*Exercise*. Copy out all lines where "with" appears.

*Data section*.

***

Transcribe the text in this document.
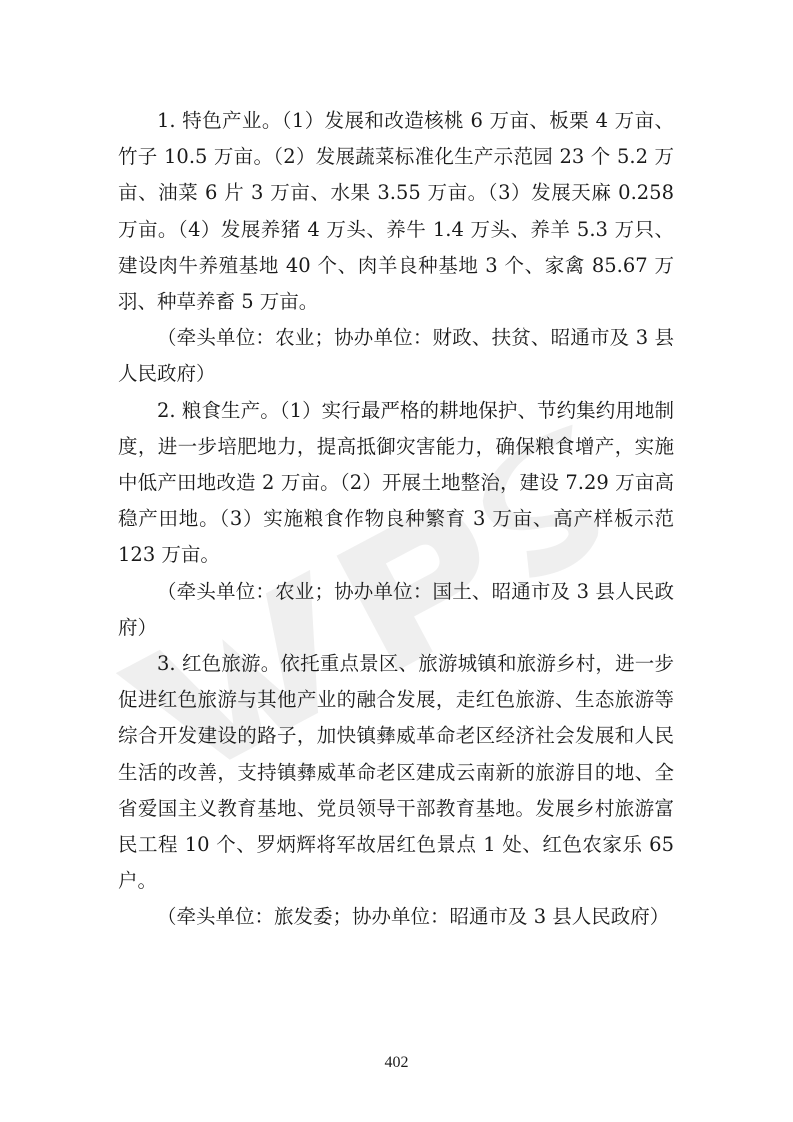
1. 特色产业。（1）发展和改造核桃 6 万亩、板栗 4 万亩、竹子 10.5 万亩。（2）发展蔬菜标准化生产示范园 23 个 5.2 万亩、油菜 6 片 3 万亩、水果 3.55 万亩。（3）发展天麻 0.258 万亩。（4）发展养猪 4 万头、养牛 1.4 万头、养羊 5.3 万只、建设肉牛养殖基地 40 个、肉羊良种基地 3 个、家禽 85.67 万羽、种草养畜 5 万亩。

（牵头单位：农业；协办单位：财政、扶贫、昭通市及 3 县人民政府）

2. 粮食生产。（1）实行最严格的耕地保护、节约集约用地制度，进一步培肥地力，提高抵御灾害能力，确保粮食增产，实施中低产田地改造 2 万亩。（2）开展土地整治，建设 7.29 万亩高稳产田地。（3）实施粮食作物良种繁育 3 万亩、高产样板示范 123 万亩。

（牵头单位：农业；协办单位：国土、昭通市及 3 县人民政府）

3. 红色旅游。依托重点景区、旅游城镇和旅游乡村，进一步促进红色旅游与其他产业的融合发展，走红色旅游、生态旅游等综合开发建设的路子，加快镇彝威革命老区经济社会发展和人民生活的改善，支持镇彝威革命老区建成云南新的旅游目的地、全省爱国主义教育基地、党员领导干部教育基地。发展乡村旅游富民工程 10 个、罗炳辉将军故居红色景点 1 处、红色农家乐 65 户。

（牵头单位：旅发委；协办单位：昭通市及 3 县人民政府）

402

***

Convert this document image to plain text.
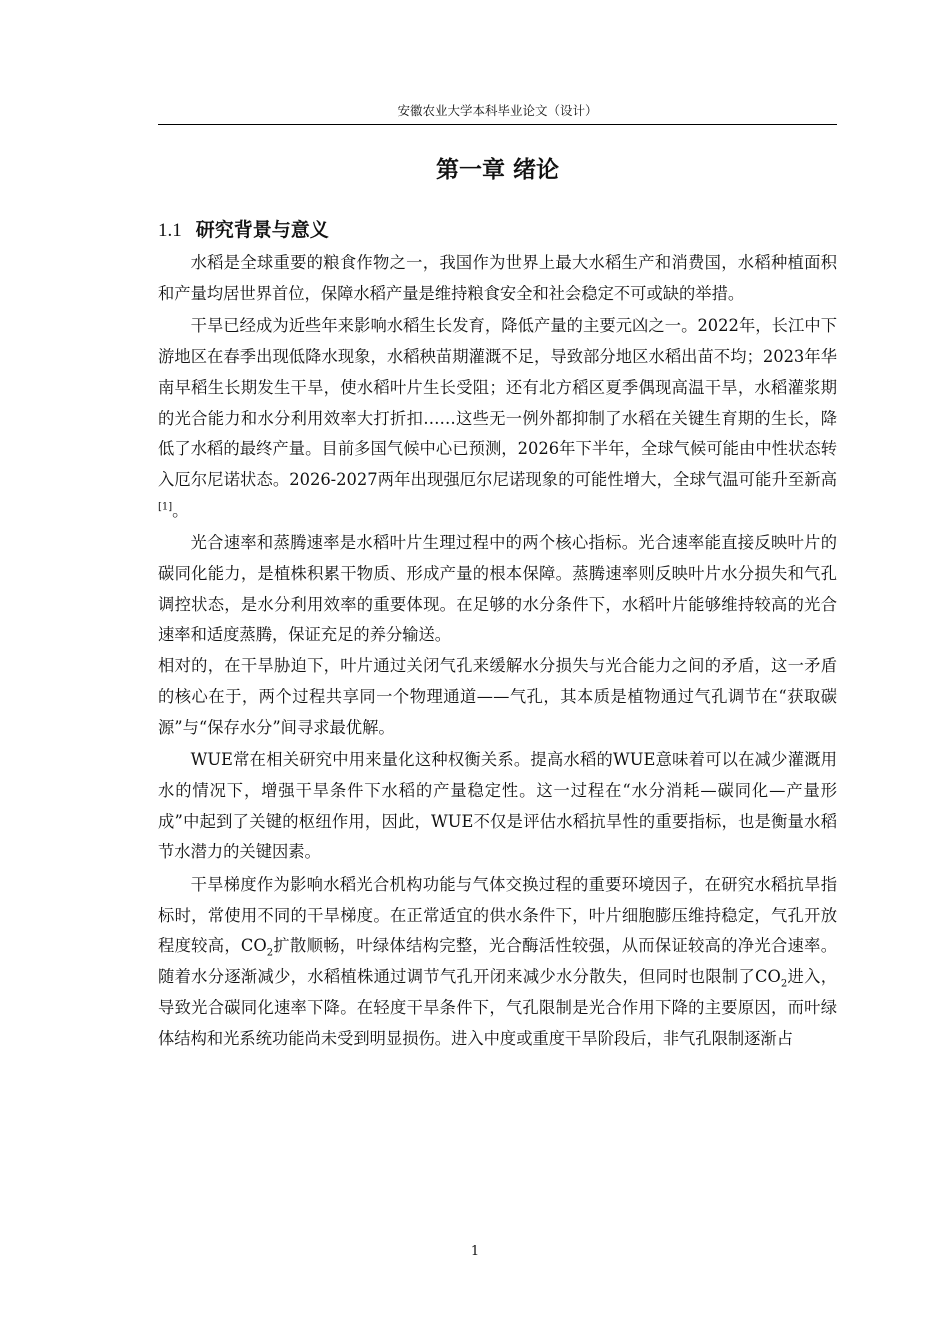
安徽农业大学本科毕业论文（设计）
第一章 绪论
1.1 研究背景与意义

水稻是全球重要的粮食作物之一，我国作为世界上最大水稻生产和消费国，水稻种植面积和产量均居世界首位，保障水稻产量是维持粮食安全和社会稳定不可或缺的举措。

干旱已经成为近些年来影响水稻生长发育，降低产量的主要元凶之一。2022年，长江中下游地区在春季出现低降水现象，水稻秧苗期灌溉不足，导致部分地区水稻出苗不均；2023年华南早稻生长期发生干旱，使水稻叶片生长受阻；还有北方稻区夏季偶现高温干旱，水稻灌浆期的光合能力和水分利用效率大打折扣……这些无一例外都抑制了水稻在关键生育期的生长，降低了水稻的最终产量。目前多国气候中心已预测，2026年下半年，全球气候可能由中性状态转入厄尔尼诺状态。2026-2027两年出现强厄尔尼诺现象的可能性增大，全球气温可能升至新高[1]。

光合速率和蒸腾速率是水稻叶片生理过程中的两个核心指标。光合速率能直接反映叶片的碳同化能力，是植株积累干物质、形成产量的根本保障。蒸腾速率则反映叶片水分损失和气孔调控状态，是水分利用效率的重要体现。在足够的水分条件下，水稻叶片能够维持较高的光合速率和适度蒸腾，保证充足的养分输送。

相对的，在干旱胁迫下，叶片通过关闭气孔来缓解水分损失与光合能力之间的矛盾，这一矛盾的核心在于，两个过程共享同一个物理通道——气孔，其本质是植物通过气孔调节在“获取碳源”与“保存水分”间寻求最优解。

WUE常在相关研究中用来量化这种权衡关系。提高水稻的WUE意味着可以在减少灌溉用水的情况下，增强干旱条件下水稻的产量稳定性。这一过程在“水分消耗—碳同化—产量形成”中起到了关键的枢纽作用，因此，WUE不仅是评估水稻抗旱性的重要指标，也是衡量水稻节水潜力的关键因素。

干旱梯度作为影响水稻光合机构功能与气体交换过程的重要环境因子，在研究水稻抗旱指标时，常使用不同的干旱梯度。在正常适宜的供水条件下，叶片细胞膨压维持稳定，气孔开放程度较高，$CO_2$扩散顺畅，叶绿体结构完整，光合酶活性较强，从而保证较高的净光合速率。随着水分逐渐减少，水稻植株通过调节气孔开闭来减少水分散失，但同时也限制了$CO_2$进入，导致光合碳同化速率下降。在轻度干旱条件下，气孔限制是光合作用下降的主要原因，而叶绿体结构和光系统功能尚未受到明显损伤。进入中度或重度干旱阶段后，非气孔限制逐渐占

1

***

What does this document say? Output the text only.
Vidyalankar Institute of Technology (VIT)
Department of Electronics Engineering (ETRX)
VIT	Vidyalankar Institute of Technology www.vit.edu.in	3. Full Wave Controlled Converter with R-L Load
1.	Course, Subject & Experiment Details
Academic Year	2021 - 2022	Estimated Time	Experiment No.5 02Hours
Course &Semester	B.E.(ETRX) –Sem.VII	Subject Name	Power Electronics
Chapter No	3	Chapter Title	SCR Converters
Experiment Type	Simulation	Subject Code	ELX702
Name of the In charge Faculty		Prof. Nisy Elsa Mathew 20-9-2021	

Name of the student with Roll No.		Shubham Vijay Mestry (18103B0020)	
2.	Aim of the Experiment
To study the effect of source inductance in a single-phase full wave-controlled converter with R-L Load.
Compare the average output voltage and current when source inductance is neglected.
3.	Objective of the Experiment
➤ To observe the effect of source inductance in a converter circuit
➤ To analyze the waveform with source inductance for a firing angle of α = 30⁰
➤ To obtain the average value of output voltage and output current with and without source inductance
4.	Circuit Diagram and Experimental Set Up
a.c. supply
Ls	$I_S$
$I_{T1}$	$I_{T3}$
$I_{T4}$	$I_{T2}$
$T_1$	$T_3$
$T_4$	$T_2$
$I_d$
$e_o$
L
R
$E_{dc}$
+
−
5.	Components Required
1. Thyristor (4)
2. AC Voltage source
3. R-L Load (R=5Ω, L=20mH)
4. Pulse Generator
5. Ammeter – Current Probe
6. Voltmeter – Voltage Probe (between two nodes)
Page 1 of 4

***

*Output below*.
VIT	Vidyalankar Institute of Technology www.vit.edu.in	3. Full Wave Controlled Converter with R-L Load
Name of the student with Roll No.		Shubham Vijay Mestry (18103B0020)	
To study the effect of source inductance in a single-phase full wave-controlled converter with R-L Load.
➤ To analyze the waveform with source inductance for a firing angle of α = 30⁰
➤ To obtain the average value of output voltage and output current with and without source inductance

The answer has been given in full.